*Aim of the exercise*
Reproduce all of the data word for word.

*Data to process*
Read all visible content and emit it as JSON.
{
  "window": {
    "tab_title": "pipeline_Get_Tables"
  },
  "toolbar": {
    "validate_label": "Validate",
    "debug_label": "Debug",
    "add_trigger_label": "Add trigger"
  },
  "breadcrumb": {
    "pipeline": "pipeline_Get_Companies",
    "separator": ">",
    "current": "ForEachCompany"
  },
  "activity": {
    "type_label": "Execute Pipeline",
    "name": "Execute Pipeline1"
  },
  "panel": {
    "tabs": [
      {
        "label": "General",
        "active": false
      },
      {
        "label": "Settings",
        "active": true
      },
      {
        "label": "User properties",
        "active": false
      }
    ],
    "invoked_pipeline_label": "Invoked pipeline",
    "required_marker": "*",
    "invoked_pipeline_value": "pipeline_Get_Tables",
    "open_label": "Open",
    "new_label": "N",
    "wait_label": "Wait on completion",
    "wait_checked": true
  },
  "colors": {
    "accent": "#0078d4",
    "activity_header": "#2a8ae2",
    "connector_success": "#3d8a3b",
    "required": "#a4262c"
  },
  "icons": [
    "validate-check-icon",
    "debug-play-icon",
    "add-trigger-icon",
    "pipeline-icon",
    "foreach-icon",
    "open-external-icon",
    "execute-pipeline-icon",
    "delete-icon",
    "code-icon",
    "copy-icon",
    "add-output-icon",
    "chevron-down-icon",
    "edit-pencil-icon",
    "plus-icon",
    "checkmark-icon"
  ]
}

*Task solution*
Read all visible content and emit it as JSON.
{
  "window": {
    "tab_title": "pipeline_Get_Tables"
  },
  "toolbar": {
    "validate_label": "Validate",
    "debug_label": "Debug",
    "add_trigger_label": "Add trigger"
  },
  "breadcrumb": {
    "pipeline": "pipeline_Get_Companies",
    "separator": ">",
    "current": "ForEachCompany"
  },
  "activity": {
    "type_label": "Execute Pipeline",
    "name": "Execute Pipeline1"
  },
  "panel": {
    "tabs": [
      {
        "label": "General",
        "active": false
      },
      {
        "label": "Settings",
        "active": true
      },
      {
        "label": "User properties",
        "active": false
      }
    ],
    "invoked_pipeline_label": "Invoked pipeline",
    "required_marker": "*",
    "invoked_pipeline_value": "pipeline_Get_Tables",
    "open_label": "Open",
    "new_label": "N",
    "wait_label": "Wait on completion",
    "wait_checked": true
  },
  "colors": {
    "accent": "#0078d4",
    "activity_header": "#2a8ae2",
    "connector_success": "#3d8a3b",
    "required": "#a4262c"
  },
  "icons": [
    "validate-check-icon",
    "debug-play-icon",
    "add-trigger-icon",
    "pipeline-icon",
    "foreach-icon",
    "open-external-icon",
    "execute-pipeline-icon",
    "delete-icon",
    "code-icon",
    "copy-icon",
    "add-output-icon",
    "chevron-down-icon",
    "edit-pencil-icon",
    "plus-icon",
    "checkmark-icon"
  ]
}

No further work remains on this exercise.